_Given records_
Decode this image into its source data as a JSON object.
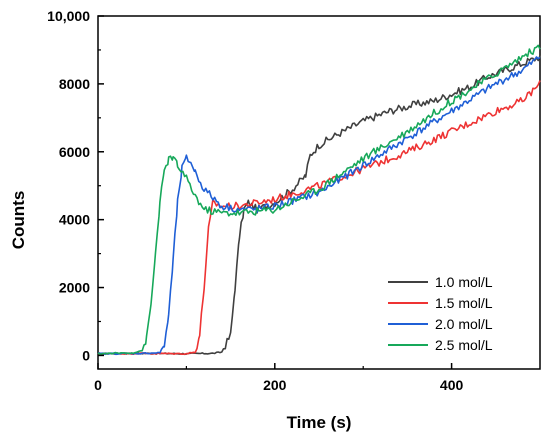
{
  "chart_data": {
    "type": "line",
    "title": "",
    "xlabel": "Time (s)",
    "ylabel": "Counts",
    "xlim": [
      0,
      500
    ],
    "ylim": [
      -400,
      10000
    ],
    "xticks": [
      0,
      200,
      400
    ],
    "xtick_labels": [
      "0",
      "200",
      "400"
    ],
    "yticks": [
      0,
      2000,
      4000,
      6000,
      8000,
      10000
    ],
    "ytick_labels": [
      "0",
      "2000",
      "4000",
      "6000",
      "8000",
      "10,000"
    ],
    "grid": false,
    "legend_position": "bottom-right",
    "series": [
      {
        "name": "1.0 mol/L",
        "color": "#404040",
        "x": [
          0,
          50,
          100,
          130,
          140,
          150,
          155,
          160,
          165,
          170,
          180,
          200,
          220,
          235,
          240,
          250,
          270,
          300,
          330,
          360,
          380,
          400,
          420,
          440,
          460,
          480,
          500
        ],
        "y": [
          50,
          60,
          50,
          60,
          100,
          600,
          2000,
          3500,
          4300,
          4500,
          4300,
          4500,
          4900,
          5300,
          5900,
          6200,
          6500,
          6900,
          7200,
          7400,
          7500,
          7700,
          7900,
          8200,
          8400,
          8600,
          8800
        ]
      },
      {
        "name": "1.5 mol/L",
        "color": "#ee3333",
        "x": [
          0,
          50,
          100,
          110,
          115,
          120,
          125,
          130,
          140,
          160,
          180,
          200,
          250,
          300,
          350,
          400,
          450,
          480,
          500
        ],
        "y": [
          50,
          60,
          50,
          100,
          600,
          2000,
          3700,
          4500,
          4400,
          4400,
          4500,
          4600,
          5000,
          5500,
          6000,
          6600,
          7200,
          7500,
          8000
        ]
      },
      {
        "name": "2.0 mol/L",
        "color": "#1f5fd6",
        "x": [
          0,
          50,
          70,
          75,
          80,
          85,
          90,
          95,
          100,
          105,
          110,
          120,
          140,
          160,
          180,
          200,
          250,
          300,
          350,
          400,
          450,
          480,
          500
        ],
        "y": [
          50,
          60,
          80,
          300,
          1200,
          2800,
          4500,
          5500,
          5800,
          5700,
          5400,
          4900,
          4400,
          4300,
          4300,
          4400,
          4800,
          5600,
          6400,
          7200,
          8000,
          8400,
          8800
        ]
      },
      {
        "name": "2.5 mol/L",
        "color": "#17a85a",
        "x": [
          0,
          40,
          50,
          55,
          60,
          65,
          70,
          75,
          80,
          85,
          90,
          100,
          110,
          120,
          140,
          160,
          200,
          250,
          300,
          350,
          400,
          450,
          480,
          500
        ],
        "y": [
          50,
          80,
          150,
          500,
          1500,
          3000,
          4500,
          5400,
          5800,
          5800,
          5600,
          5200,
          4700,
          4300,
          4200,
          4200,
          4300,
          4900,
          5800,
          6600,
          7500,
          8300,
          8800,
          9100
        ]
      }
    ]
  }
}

...

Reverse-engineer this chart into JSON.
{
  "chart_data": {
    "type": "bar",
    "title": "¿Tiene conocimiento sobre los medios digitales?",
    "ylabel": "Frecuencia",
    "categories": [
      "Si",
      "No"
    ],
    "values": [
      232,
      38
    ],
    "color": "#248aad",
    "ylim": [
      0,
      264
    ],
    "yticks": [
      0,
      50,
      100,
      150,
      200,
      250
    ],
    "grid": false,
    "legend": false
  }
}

_Task prompt_
Identify how many lines in the entries above include the string "title", then state that number alone.

_Problem solution_
2